Reading passage

☆ ☆ ☆ ☆ ☆

The huge majority, 175-24, in the vote on February 17th in favour of Noghaideli
came as no surprise. President Mikheil Saakashvili's ruling National
Movement-Democrats Party dominates the Georgian legislature and the confidence
vote had been largely viewed as a mere formality, following Saakashvili's
nomination of a new cabinet following Prime Minister Zhvania's death.
Saakashvili dominates Georgian politics in a more comprehensive fashion than his
predecessor, Eduard Shevardnadze, who was ousted in the Rose Revolution of
October 2003. He has a mandate for radical change in the impoverished Caucasus
country. He is a highly educated man, who knows five languages, and has a
cosmopolitan outlook. Moreover, he has left Shevardnadze the presidential
palace, while he occupies a modest flat in central Tbilisi. The drive against
corruption and ostentatious consumption is a cornerstone of the new order and
the new president exemplifies it in his own person.

☆ ☆ ☆ ☆ ☆

Data listing
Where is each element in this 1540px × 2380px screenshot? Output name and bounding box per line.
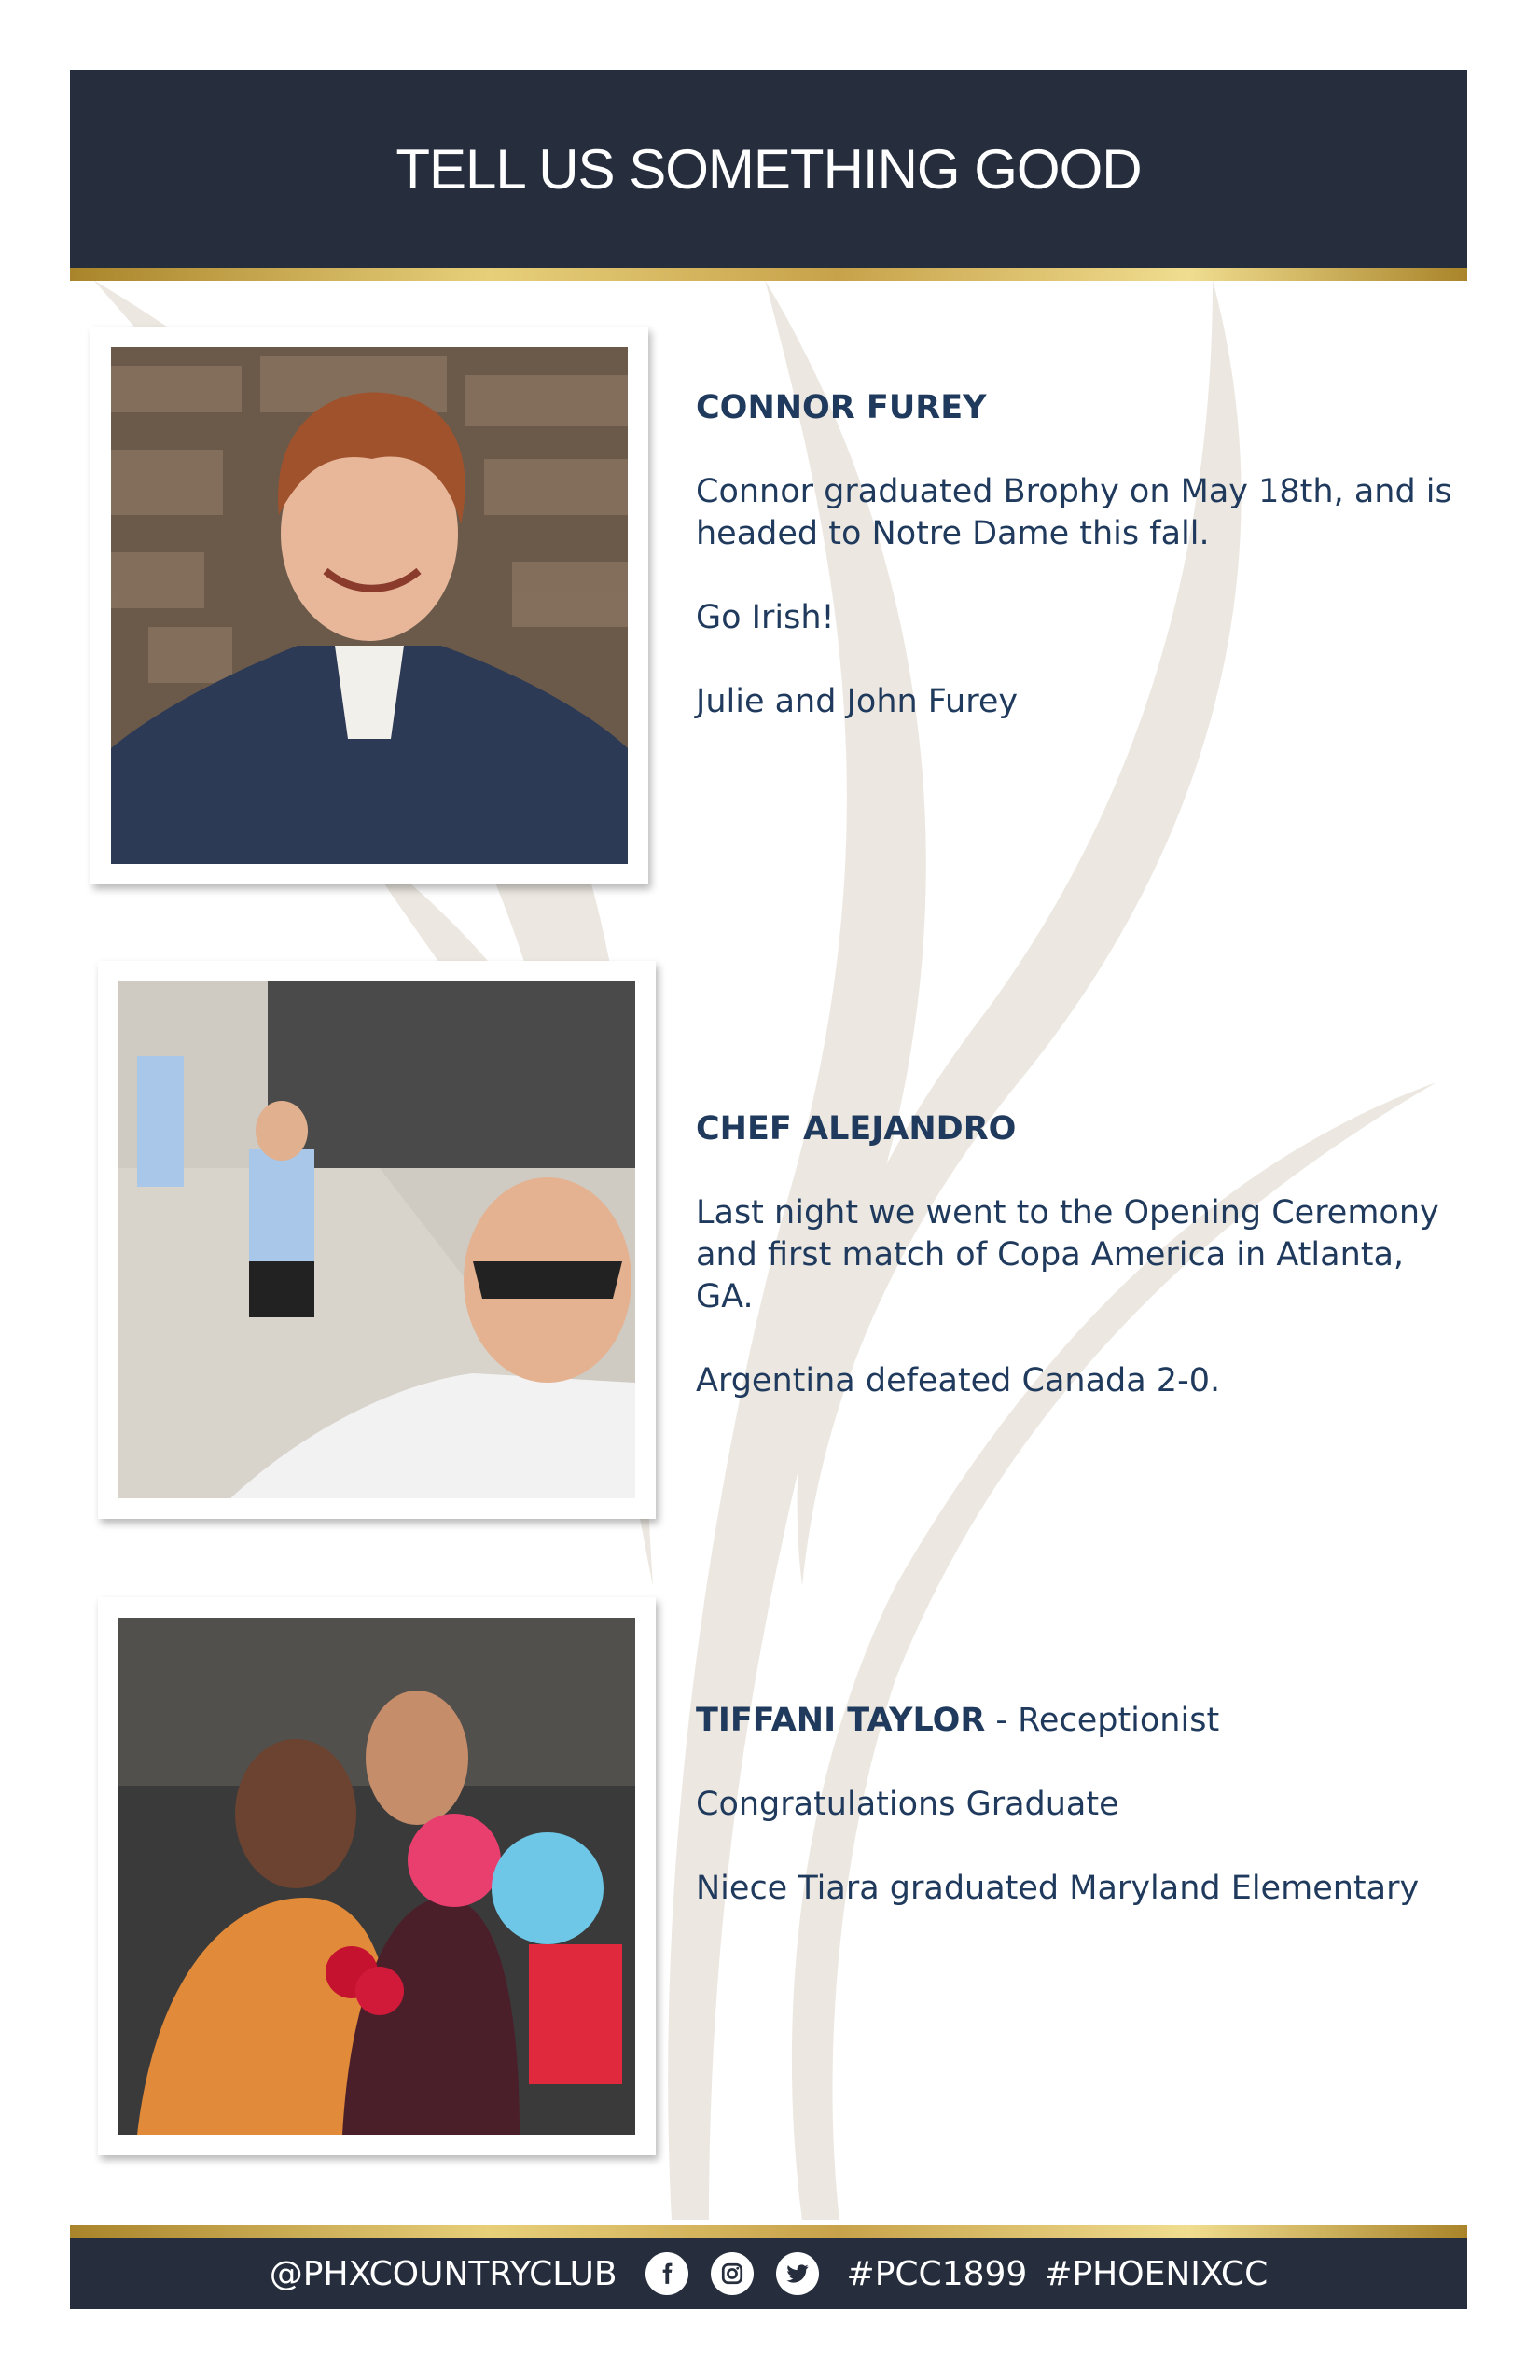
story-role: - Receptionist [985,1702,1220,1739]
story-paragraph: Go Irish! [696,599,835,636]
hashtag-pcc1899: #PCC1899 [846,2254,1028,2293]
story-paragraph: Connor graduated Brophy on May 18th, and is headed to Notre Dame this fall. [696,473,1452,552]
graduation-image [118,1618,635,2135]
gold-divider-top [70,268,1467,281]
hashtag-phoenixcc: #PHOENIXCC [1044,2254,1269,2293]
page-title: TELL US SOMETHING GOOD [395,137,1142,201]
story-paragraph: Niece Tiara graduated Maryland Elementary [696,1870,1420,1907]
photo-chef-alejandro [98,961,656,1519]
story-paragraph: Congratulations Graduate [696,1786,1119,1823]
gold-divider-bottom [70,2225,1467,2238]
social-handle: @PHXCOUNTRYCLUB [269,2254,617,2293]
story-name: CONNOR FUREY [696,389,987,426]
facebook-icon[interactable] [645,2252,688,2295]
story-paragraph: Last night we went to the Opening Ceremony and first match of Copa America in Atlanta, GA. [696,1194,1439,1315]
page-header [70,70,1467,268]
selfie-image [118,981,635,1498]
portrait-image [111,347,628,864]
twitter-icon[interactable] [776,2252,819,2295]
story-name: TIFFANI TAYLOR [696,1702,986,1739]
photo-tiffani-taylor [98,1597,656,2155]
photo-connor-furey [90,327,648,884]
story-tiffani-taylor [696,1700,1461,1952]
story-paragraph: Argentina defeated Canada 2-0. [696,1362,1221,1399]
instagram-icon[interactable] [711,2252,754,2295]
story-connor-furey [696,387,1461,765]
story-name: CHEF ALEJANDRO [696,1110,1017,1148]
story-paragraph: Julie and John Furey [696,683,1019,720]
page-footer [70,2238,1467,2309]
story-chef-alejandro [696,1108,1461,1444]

☆ ☆ ☆ ☆ ☆

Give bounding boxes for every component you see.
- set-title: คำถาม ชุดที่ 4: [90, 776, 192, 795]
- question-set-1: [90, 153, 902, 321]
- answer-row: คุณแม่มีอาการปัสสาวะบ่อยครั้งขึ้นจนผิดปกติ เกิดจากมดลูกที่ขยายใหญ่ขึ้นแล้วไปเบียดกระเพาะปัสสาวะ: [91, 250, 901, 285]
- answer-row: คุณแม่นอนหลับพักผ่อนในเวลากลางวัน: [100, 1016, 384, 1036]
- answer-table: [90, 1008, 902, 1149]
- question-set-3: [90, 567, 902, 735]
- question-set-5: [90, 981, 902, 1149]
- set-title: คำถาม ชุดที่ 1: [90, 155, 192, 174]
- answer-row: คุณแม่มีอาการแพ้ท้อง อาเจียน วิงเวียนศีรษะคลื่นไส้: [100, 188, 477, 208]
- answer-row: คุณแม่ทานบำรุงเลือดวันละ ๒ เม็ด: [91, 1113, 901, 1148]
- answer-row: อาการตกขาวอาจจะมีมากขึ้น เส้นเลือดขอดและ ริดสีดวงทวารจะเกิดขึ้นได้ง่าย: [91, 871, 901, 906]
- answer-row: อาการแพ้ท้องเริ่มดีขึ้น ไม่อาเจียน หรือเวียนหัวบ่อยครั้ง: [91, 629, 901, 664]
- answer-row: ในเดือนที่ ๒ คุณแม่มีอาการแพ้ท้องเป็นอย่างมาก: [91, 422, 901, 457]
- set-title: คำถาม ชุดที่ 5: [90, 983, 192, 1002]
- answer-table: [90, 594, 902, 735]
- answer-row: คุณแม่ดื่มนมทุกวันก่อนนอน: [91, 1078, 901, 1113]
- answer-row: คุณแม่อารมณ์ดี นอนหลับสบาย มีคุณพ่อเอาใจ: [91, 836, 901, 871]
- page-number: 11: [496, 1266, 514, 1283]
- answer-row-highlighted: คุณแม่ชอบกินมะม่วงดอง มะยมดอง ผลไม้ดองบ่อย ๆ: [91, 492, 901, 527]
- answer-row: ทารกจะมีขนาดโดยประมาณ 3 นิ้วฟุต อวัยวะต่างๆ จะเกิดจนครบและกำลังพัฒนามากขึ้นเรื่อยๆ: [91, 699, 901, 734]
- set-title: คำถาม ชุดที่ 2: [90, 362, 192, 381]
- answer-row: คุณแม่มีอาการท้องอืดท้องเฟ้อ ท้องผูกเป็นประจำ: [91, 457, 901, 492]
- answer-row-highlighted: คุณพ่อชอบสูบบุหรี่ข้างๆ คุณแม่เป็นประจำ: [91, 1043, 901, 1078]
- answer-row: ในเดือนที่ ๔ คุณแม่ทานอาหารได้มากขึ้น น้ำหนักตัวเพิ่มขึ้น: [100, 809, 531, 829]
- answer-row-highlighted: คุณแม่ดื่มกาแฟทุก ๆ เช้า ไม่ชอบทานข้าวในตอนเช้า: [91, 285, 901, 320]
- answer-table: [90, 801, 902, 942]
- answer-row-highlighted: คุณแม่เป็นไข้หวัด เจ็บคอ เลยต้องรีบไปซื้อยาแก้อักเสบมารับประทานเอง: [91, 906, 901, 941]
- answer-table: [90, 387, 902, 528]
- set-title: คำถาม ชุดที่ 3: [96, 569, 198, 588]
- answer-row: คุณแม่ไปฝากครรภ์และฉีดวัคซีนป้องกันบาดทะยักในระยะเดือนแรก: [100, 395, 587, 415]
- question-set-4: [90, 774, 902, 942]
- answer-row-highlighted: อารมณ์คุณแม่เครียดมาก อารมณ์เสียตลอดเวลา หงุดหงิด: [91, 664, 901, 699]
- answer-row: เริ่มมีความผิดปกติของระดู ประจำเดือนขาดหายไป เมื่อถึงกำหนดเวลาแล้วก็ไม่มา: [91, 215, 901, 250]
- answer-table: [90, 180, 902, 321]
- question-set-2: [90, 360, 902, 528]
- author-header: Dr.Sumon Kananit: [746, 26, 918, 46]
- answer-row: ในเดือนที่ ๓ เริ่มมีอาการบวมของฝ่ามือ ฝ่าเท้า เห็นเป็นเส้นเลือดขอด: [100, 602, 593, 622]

☆ ☆ ☆ ☆ ☆

Exercise description
Can you copy, word for word, the stretch of the passage on the Georgian confidence vote from "The huge majority, 175-24, in" through "Minister Zhvania's death."?

Output for this task
The huge majority, 175-24, in the vote on February 17th in favour of Noghaideli
came as no surprise. President Mikheil Saakashvili's ruling National
Movement-Democrats Party dominates the Georgian legislature and the confidence
vote had been largely viewed as a mere formality, following Saakashvili's
nomination of a new cabinet following Prime Minister Zhvania's death.